Responda com base no texto sobre o filme "O Melhor Professor da Minha Vida":
1. Qual é o título original do filme?
2. Quem dirigiu e roteirizou a produção?
3. Em quais cinemas de São Paulo o longa-metragem está sendo exibido?

DOCUMENTO:
^^^^^^^^^^^^^^^^

Nesse final de semana, estreou nos cinemas brasileiros o filme "O Melhor Professor da Minha Vida" (Les Grands Esprits: 2017). Essa produção francesa foi dirigida e roteirizada por Olivier Ayache-Vidal, cineasta mais conhecido pelos trabalhos em curtas-metragens, e foi protagonizada por Denis Podalydès, de "Monsieur & Madame Adelman" (2016), "Feito Gente Grande" (Du Vent Dans Mes Mollets: 2011) e Caché (2005). Aqui em São Paulo, o longa-metragem está sendo exibido no Reserva Cultural e no Espaço Itaú de Cinema.

^^^^^^^^^^^^^^^^

MATERIAL FORNECIDO:

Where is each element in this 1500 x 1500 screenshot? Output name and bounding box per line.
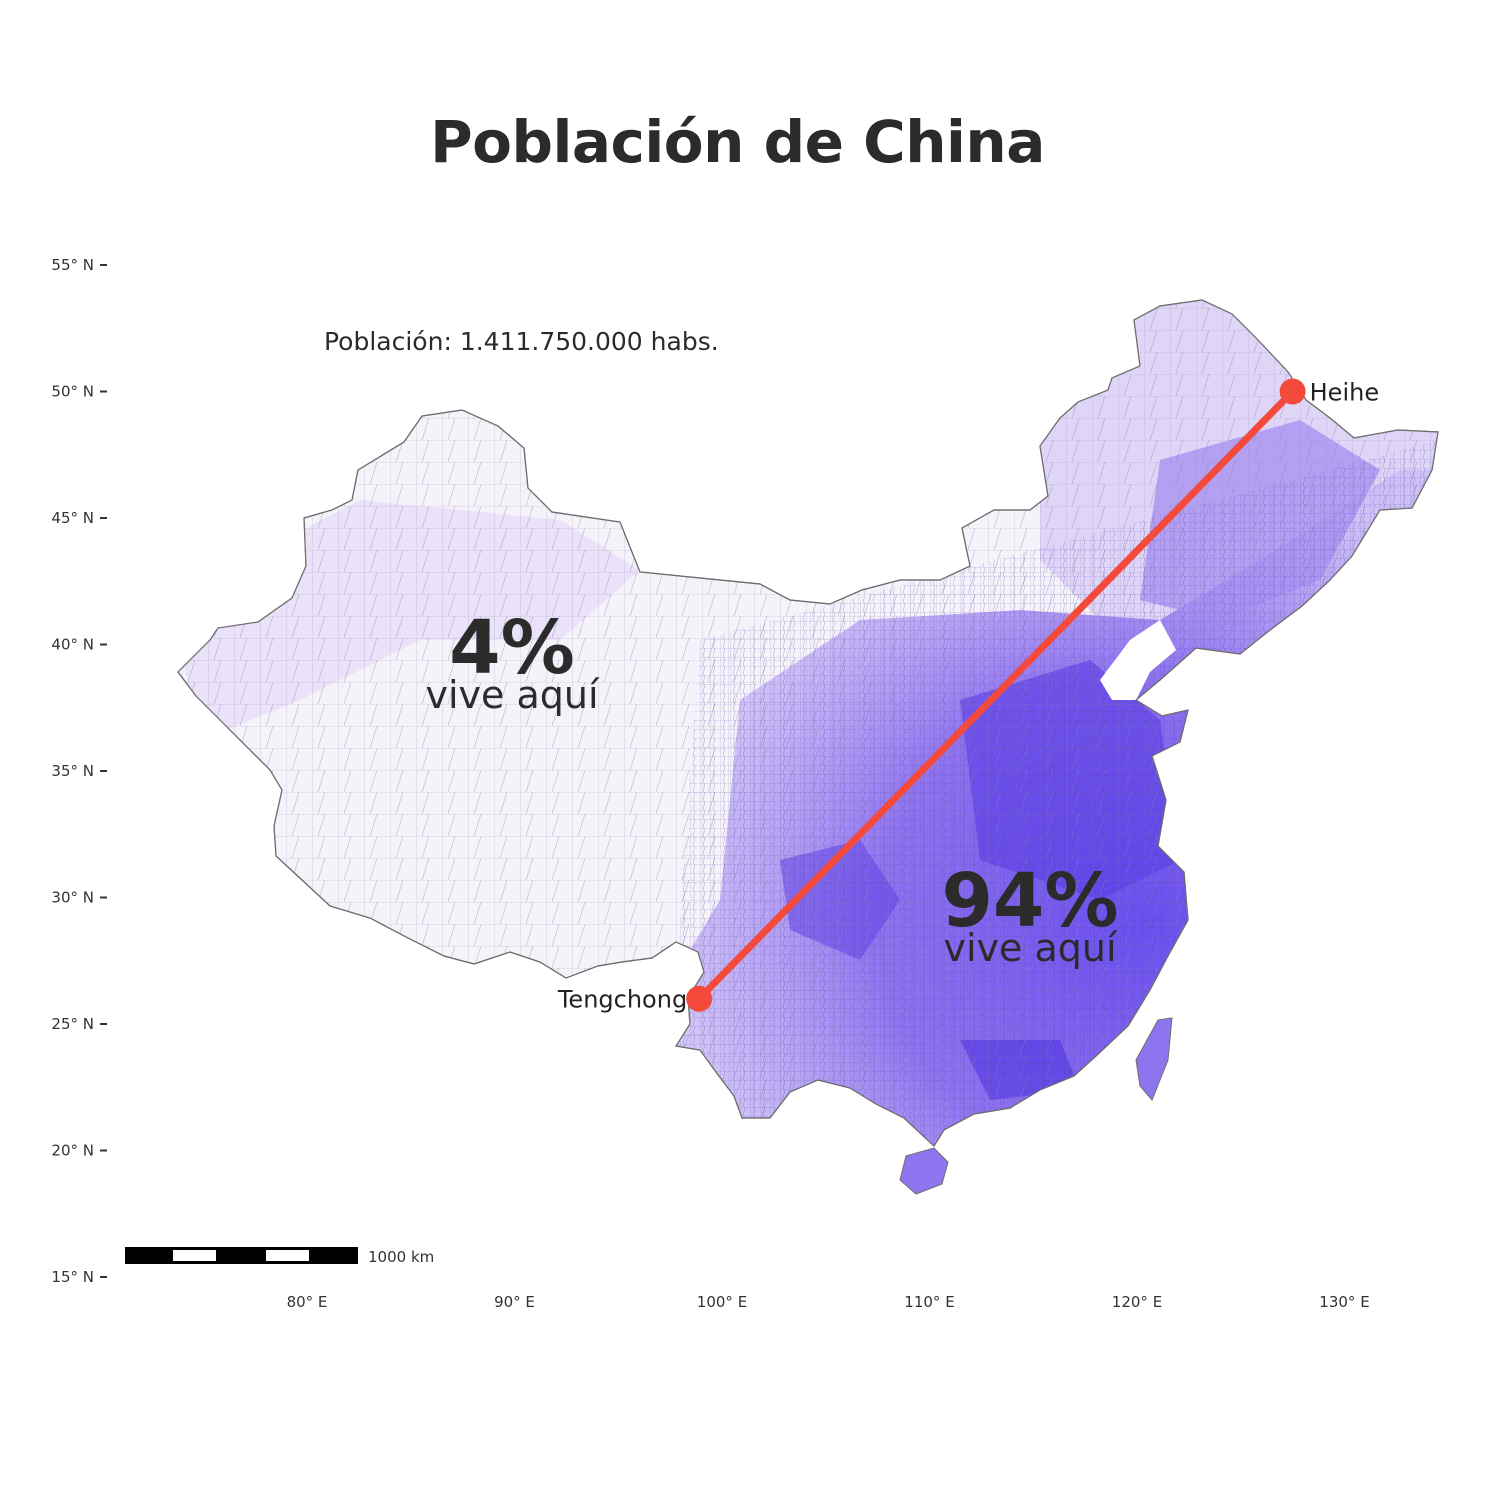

^^^^^^^^^^^^^^^^

RESPOSTA ABAIXO:
1. Les Grands Esprits.
2. Olivier Ayache-Vidal.
3. No Reserva Cultural e no Espaço Itaú de Cinema.